> _Set problem_: Extract all of the entries and give them again, word for word.

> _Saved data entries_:

>>>

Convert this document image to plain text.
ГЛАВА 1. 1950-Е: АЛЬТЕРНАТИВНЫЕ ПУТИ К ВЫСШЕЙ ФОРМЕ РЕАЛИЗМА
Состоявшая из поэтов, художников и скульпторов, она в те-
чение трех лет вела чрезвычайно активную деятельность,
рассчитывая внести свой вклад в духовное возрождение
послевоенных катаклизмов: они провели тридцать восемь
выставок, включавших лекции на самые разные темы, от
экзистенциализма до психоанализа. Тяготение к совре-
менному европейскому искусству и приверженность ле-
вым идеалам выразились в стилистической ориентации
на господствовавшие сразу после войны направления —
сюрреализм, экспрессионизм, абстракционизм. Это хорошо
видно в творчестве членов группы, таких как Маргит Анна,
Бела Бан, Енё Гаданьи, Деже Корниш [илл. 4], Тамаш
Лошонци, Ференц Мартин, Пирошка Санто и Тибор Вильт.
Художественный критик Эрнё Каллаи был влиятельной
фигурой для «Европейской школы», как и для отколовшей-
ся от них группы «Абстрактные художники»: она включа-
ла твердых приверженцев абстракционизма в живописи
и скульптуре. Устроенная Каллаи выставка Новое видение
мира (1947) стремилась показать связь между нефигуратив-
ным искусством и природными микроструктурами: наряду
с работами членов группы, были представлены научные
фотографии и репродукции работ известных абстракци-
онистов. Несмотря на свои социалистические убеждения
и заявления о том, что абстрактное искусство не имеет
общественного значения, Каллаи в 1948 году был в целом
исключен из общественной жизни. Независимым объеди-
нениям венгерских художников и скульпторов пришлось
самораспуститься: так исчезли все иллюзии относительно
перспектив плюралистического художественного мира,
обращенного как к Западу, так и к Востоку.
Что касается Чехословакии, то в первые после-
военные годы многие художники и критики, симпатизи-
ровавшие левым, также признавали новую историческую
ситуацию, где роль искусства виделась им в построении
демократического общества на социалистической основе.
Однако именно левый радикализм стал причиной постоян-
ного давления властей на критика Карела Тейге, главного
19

<<<

> _Expected answer_:
Convert this document image to plain text.
ГЛАВА 1. 1950-Е: АЛЬТЕРНАТИВНЫЕ ПУТИ К ВЫСШЕЙ ФОРМЕ РЕАЛИЗМА
Состоявшая из поэтов, художников и скульпторов, она в те-
чение трех лет вела чрезвычайно активную деятельность,
рассчитывая внести свой вклад в духовное возрождение
послевоенных катаклизмов: они провели тридцать восемь
выставок, включавших лекции на самые разные темы, от
экзистенциализма до психоанализа. Тяготение к совре-
менному европейскому искусству и приверженность ле-
вым идеалам выразились в стилистической ориентации
на господствовавшие сразу после войны направления —
сюрреализм, экспрессионизм, абстракционизм. Это хорошо
видно в творчестве членов группы, таких как Маргит Анна,
Бела Бан, Енё Гаданьи, Деже Корниш [илл. 4], Тамаш
Лошонци, Ференц Мартин, Пирошка Санто и Тибор Вильт.
Художественный критик Эрнё Каллаи был влиятельной
фигурой для «Европейской школы», как и для отколовшей-
ся от них группы «Абстрактные художники»: она включа-
ла твердых приверженцев абстракционизма в живописи
и скульптуре. Устроенная Каллаи выставка Новое видение
мира (1947) стремилась показать связь между нефигуратив-
ным искусством и природными микроструктурами: наряду
с работами членов группы, были представлены научные
фотографии и репродукции работ известных абстракци-
онистов. Несмотря на свои социалистические убеждения
и заявления о том, что абстрактное искусство не имеет
общественного значения, Каллаи в 1948 году был в целом
исключен из общественной жизни. Независимым объеди-
нениям венгерских художников и скульпторов пришлось
самораспуститься: так исчезли все иллюзии относительно
перспектив плюралистического художественного мира,
обращенного как к Западу, так и к Востоку.
Что касается Чехословакии, то в первые после-
военные годы многие художники и критики, симпатизи-
ровавшие левым, также признавали новую историческую
ситуацию, где роль искусства виделась им в построении
демократического общества на социалистической основе.
Однако именно левый радикализм стал причиной постоян-
ного давления властей на критика Карела Тейге, главного
19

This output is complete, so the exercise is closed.